_EXERCISE AIM_
Quote the whole listing verbatim.

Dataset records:
● ● ●

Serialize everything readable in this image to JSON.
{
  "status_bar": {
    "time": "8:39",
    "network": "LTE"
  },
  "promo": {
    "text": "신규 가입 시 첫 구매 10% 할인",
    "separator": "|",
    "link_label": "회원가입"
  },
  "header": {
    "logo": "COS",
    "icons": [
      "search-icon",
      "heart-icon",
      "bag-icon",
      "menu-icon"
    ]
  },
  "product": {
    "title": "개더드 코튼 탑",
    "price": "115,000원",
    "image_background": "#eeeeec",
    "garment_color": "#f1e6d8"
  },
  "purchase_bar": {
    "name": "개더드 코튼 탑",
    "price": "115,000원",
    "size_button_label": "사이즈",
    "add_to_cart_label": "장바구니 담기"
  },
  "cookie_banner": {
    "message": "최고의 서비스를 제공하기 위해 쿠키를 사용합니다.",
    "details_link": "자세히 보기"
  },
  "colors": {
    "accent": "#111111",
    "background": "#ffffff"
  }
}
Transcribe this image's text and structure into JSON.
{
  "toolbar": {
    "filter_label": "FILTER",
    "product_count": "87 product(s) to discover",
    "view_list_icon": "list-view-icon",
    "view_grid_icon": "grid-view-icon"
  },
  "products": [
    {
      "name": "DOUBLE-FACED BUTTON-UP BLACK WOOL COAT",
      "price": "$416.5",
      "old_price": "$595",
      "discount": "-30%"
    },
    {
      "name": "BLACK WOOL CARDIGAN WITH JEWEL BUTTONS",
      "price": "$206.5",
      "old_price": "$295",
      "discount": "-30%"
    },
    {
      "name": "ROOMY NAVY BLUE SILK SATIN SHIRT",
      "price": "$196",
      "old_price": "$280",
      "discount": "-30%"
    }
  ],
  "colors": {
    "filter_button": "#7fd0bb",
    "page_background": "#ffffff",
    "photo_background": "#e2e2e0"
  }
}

● ● ●

_EXPECTED OUTPUT_
Serialize everything readable in this image to JSON.
{
  "status_bar": {
    "time": "8:39",
    "network": "LTE"
  },
  "promo": {
    "text": "신규 가입 시 첫 구매 10% 할인",
    "separator": "|",
    "link_label": "회원가입"
  },
  "header": {
    "logo": "COS",
    "icons": [
      "search-icon",
      "heart-icon",
      "bag-icon",
      "menu-icon"
    ]
  },
  "product": {
    "title": "개더드 코튼 탑",
    "price": "115,000원",
    "image_background": "#eeeeec",
    "garment_color": "#f1e6d8"
  },
  "purchase_bar": {
    "name": "개더드 코튼 탑",
    "price": "115,000원",
    "size_button_label": "사이즈",
    "add_to_cart_label": "장바구니 담기"
  },
  "cookie_banner": {
    "message": "최고의 서비스를 제공하기 위해 쿠키를 사용합니다.",
    "details_link": "자세히 보기"
  },
  "colors": {
    "accent": "#111111",
    "background": "#ffffff"
  }
}
Transcribe this image's text and structure into JSON.
{
  "toolbar": {
    "filter_label": "FILTER",
    "product_count": "87 product(s) to discover",
    "view_list_icon": "list-view-icon",
    "view_grid_icon": "grid-view-icon"
  },
  "products": [
    {
      "name": "DOUBLE-FACED BUTTON-UP BLACK WOOL COAT",
      "price": "$416.5",
      "old_price": "$595",
      "discount": "-30%"
    },
    {
      "name": "BLACK WOOL CARDIGAN WITH JEWEL BUTTONS",
      "price": "$206.5",
      "old_price": "$295",
      "discount": "-30%"
    },
    {
      "name": "ROOMY NAVY BLUE SILK SATIN SHIRT",
      "price": "$196",
      "old_price": "$280",
      "discount": "-30%"
    }
  ],
  "colors": {
    "filter_button": "#7fd0bb",
    "page_background": "#ffffff",
    "photo_background": "#e2e2e0"
  }
}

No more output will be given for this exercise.